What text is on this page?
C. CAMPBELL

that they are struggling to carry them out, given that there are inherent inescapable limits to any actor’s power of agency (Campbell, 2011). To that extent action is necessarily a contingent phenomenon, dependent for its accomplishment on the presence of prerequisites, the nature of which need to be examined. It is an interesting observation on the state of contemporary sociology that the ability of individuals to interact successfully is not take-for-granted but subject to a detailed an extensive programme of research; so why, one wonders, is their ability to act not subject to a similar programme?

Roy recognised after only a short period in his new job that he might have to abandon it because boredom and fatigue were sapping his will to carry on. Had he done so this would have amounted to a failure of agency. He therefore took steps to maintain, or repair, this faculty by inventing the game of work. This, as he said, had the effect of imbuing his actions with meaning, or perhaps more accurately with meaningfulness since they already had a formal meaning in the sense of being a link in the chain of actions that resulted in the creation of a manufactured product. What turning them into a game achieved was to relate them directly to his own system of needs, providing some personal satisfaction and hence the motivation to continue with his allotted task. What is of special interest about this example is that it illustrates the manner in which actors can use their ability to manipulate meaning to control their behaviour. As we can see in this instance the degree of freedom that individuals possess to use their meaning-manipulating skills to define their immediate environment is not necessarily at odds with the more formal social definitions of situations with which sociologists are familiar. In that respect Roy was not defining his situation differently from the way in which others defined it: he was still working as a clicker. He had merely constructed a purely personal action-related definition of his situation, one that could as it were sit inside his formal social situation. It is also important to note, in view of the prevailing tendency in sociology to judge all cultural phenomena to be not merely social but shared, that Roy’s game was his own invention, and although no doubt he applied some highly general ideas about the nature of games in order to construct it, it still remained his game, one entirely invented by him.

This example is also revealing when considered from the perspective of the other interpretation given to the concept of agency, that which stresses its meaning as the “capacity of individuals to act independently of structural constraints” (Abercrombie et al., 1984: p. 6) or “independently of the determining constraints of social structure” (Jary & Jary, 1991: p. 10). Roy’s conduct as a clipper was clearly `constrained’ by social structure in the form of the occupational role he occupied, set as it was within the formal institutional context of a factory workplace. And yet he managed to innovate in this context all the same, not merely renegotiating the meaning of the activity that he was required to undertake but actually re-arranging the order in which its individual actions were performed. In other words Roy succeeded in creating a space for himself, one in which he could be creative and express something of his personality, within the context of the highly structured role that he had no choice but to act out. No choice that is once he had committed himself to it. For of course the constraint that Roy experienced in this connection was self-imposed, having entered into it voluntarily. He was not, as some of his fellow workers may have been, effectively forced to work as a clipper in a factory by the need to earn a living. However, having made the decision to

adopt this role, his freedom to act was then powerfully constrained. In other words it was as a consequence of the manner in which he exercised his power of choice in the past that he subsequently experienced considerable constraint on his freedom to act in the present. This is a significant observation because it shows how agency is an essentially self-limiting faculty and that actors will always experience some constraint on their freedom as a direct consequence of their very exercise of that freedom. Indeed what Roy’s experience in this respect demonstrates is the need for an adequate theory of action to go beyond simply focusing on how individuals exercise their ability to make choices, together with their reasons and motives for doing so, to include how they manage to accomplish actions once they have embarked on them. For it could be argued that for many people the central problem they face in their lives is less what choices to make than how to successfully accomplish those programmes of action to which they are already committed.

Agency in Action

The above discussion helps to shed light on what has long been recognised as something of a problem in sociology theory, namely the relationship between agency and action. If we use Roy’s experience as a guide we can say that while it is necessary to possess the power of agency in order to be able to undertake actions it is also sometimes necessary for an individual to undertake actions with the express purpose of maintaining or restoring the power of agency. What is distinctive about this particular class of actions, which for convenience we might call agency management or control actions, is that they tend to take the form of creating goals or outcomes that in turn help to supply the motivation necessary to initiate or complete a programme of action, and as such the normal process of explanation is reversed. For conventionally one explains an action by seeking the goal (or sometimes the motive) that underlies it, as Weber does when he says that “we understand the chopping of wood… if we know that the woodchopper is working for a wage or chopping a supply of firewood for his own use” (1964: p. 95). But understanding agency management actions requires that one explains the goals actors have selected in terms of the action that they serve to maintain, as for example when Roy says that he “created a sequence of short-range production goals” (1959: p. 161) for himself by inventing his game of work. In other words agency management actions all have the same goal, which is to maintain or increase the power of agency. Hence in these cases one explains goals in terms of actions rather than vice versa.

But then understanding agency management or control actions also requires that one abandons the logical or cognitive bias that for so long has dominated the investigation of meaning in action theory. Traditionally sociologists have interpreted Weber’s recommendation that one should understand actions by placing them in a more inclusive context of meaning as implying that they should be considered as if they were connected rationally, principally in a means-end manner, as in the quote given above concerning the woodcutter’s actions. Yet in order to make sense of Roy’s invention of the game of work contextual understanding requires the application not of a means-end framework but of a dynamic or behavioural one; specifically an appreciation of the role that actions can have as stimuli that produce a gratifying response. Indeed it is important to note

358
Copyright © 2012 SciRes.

== == ==

**Work to complete:** Reproduce the material above, every line of it, exactly.

**Solution to this exercise:**
What text is on this page?
C. CAMPBELL

that they are struggling to carry them out, given that there are inherent inescapable limits to any actor’s power of agency (Campbell, 2011). To that extent action is necessarily a contingent phenomenon, dependent for its accomplishment on the presence of prerequisites, the nature of which need to be examined. It is an interesting observation on the state of contemporary sociology that the ability of individuals to interact successfully is not take-for-granted but subject to a detailed an extensive programme of research; so why, one wonders, is their ability to act not subject to a similar programme?

Roy recognised after only a short period in his new job that he might have to abandon it because boredom and fatigue were sapping his will to carry on. Had he done so this would have amounted to a failure of agency. He therefore took steps to maintain, or repair, this faculty by inventing the game of work. This, as he said, had the effect of imbuing his actions with meaning, or perhaps more accurately with meaningfulness since they already had a formal meaning in the sense of being a link in the chain of actions that resulted in the creation of a manufactured product. What turning them into a game achieved was to relate them directly to his own system of needs, providing some personal satisfaction and hence the motivation to continue with his allotted task. What is of special interest about this example is that it illustrates the manner in which actors can use their ability to manipulate meaning to control their behaviour. As we can see in this instance the degree of freedom that individuals possess to use their meaning-manipulating skills to define their immediate environment is not necessarily at odds with the more formal social definitions of situations with which sociologists are familiar. In that respect Roy was not defining his situation differently from the way in which others defined it: he was still working as a clicker. He had merely constructed a purely personal action-related definition of his situation, one that could as it were sit inside his formal social situation. It is also important to note, in view of the prevailing tendency in sociology to judge all cultural phenomena to be not merely social but shared, that Roy’s game was his own invention, and although no doubt he applied some highly general ideas about the nature of games in order to construct it, it still remained his game, one entirely invented by him.

This example is also revealing when considered from the perspective of the other interpretation given to the concept of agency, that which stresses its meaning as the “capacity of individuals to act independently of structural constraints” (Abercrombie et al., 1984: p. 6) or “independently of the determining constraints of social structure” (Jary & Jary, 1991: p. 10). Roy’s conduct as a clipper was clearly `constrained’ by social structure in the form of the occupational role he occupied, set as it was within the formal institutional context of a factory workplace. And yet he managed to innovate in this context all the same, not merely renegotiating the meaning of the activity that he was required to undertake but actually re-arranging the order in which its individual actions were performed. In other words Roy succeeded in creating a space for himself, one in which he could be creative and express something of his personality, within the context of the highly structured role that he had no choice but to act out. No choice that is once he had committed himself to it. For of course the constraint that Roy experienced in this connection was self-imposed, having entered into it voluntarily. He was not, as some of his fellow workers may have been, effectively forced to work as a clipper in a factory by the need to earn a living. However, having made the decision to

adopt this role, his freedom to act was then powerfully constrained. In other words it was as a consequence of the manner in which he exercised his power of choice in the past that he subsequently experienced considerable constraint on his freedom to act in the present. This is a significant observation because it shows how agency is an essentially self-limiting faculty and that actors will always experience some constraint on their freedom as a direct consequence of their very exercise of that freedom. Indeed what Roy’s experience in this respect demonstrates is the need for an adequate theory of action to go beyond simply focusing on how individuals exercise their ability to make choices, together with their reasons and motives for doing so, to include how they manage to accomplish actions once they have embarked on them. For it could be argued that for many people the central problem they face in their lives is less what choices to make than how to successfully accomplish those programmes of action to which they are already committed.

Agency in Action

The above discussion helps to shed light on what has long been recognised as something of a problem in sociology theory, namely the relationship between agency and action. If we use Roy’s experience as a guide we can say that while it is necessary to possess the power of agency in order to be able to undertake actions it is also sometimes necessary for an individual to undertake actions with the express purpose of maintaining or restoring the power of agency. What is distinctive about this particular class of actions, which for convenience we might call agency management or control actions, is that they tend to take the form of creating goals or outcomes that in turn help to supply the motivation necessary to initiate or complete a programme of action, and as such the normal process of explanation is reversed. For conventionally one explains an action by seeking the goal (or sometimes the motive) that underlies it, as Weber does when he says that “we understand the chopping of wood… if we know that the woodchopper is working for a wage or chopping a supply of firewood for his own use” (1964: p. 95). But understanding agency management actions requires that one explains the goals actors have selected in terms of the action that they serve to maintain, as for example when Roy says that he “created a sequence of short-range production goals” (1959: p. 161) for himself by inventing his game of work. In other words agency management actions all have the same goal, which is to maintain or increase the power of agency. Hence in these cases one explains goals in terms of actions rather than vice versa.

But then understanding agency management or control actions also requires that one abandons the logical or cognitive bias that for so long has dominated the investigation of meaning in action theory. Traditionally sociologists have interpreted Weber’s recommendation that one should understand actions by placing them in a more inclusive context of meaning as implying that they should be considered as if they were connected rationally, principally in a means-end manner, as in the quote given above concerning the woodcutter’s actions. Yet in order to make sense of Roy’s invention of the game of work contextual understanding requires the application not of a means-end framework but of a dynamic or behavioural one; specifically an appreciation of the role that actions can have as stimuli that produce a gratifying response. Indeed it is important to note

358
Copyright © 2012 SciRes.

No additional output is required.